Exercise task:
Take the material below and write it all out again exactly.

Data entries
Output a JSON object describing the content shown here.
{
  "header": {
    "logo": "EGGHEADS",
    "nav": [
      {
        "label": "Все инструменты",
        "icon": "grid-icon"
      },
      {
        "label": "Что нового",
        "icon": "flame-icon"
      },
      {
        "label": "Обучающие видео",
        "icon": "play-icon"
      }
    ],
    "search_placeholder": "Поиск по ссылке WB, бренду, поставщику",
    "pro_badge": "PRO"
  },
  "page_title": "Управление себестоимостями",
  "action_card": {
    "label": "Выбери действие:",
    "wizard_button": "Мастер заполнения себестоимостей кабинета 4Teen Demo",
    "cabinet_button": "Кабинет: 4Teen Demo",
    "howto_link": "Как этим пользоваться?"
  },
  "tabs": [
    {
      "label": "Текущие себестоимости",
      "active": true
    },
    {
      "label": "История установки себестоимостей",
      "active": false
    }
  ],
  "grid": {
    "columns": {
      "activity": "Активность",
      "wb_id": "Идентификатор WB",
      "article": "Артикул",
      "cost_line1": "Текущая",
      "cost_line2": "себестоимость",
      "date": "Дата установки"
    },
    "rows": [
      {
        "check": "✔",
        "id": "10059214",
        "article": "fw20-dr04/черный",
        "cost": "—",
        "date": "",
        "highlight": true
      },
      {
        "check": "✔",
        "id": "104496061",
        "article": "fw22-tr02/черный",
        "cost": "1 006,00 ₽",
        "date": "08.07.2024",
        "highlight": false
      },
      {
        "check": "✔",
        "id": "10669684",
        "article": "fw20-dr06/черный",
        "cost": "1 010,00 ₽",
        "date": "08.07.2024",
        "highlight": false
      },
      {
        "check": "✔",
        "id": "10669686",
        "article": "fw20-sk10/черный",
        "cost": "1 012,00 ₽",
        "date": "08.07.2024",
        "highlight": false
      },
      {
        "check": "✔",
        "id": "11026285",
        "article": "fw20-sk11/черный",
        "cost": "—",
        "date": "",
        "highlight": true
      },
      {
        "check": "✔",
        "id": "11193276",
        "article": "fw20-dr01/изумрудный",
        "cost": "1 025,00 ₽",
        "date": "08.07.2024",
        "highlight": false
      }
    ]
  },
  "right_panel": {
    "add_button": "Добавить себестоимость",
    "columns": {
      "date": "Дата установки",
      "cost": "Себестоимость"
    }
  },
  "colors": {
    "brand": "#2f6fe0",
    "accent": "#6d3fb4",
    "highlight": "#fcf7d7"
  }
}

Exercise answer:
Output a JSON object describing the content shown here.
{
  "header": {
    "logo": "EGGHEADS",
    "nav": [
      {
        "label": "Все инструменты",
        "icon": "grid-icon"
      },
      {
        "label": "Что нового",
        "icon": "flame-icon"
      },
      {
        "label": "Обучающие видео",
        "icon": "play-icon"
      }
    ],
    "search_placeholder": "Поиск по ссылке WB, бренду, поставщику",
    "pro_badge": "PRO"
  },
  "page_title": "Управление себестоимостями",
  "action_card": {
    "label": "Выбери действие:",
    "wizard_button": "Мастер заполнения себестоимостей кабинета 4Teen Demo",
    "cabinet_button": "Кабинет: 4Teen Demo",
    "howto_link": "Как этим пользоваться?"
  },
  "tabs": [
    {
      "label": "Текущие себестоимости",
      "active": true
    },
    {
      "label": "История установки себестоимостей",
      "active": false
    }
  ],
  "grid": {
    "columns": {
      "activity": "Активность",
      "wb_id": "Идентификатор WB",
      "article": "Артикул",
      "cost_line1": "Текущая",
      "cost_line2": "себестоимость",
      "date": "Дата установки"
    },
    "rows": [
      {
        "check": "✔",
        "id": "10059214",
        "article": "fw20-dr04/черный",
        "cost": "—",
        "date": "",
        "highlight": true
      },
      {
        "check": "✔",
        "id": "104496061",
        "article": "fw22-tr02/черный",
        "cost": "1 006,00 ₽",
        "date": "08.07.2024",
        "highlight": false
      },
      {
        "check": "✔",
        "id": "10669684",
        "article": "fw20-dr06/черный",
        "cost": "1 010,00 ₽",
        "date": "08.07.2024",
        "highlight": false
      },
      {
        "check": "✔",
        "id": "10669686",
        "article": "fw20-sk10/черный",
        "cost": "1 012,00 ₽",
        "date": "08.07.2024",
        "highlight": false
      },
      {
        "check": "✔",
        "id": "11026285",
        "article": "fw20-sk11/черный",
        "cost": "—",
        "date": "",
        "highlight": true
      },
      {
        "check": "✔",
        "id": "11193276",
        "article": "fw20-dr01/изумрудный",
        "cost": "1 025,00 ₽",
        "date": "08.07.2024",
        "highlight": false
      }
    ]
  },
  "right_panel": {
    "add_button": "Добавить себестоимость",
    "columns": {
      "date": "Дата установки",
      "cost": "Себестоимость"
    }
  },
  "colors": {
    "brand": "#2f6fe0",
    "accent": "#6d3fb4",
    "highlight": "#fcf7d7"
  }
}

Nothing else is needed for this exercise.